-- begin Working data --

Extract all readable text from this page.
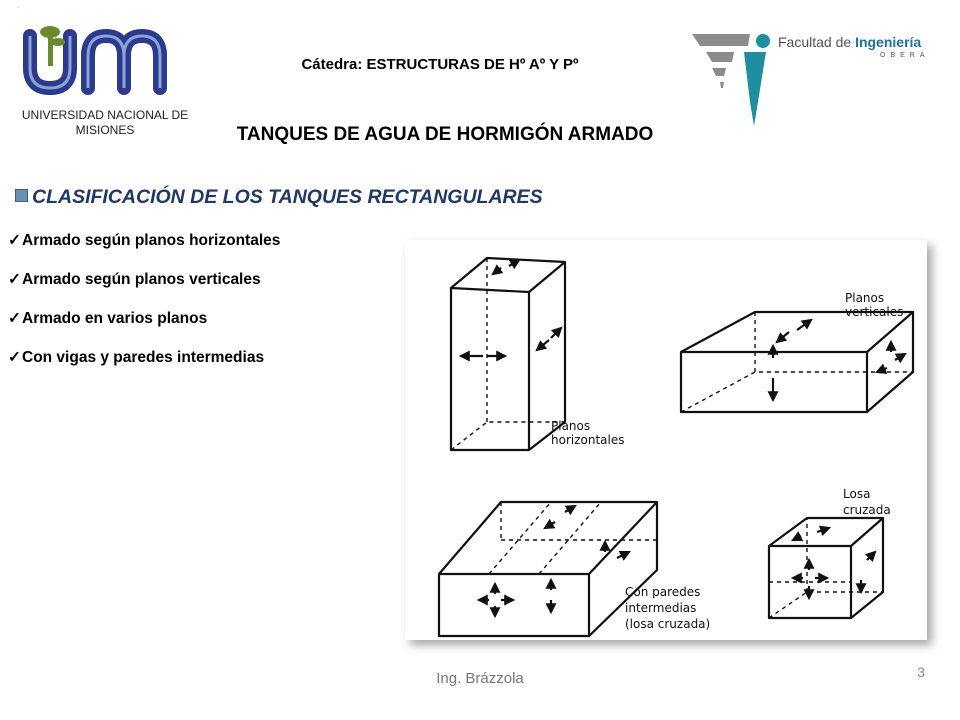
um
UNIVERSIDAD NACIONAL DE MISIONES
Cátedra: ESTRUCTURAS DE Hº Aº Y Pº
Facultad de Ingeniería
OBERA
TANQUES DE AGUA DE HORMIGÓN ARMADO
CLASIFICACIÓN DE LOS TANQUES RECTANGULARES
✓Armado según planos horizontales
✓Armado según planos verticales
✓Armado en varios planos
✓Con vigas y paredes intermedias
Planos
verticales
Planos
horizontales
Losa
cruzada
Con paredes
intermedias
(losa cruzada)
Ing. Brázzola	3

-- end Working data --

**Exercise description**
Extract all the data above exactly, excluding every picture.

**The reply**
Extract all readable text from this page.
um
UNIVERSIDAD NACIONAL DE MISIONES
Cátedra: ESTRUCTURAS DE Hº Aº Y Pº
Facultad de Ingeniería
OBERA
TANQUES DE AGUA DE HORMIGÓN ARMADO
CLASIFICACIÓN DE LOS TANQUES RECTANGULARES
✓Armado según planos horizontales
✓Armado según planos verticales
✓Armado en varios planos
✓Con vigas y paredes intermedias
Planos
verticales
Planos
horizontales
Losa
cruzada
Con paredes
intermedias
(losa cruzada)
Ing. Brázzola	3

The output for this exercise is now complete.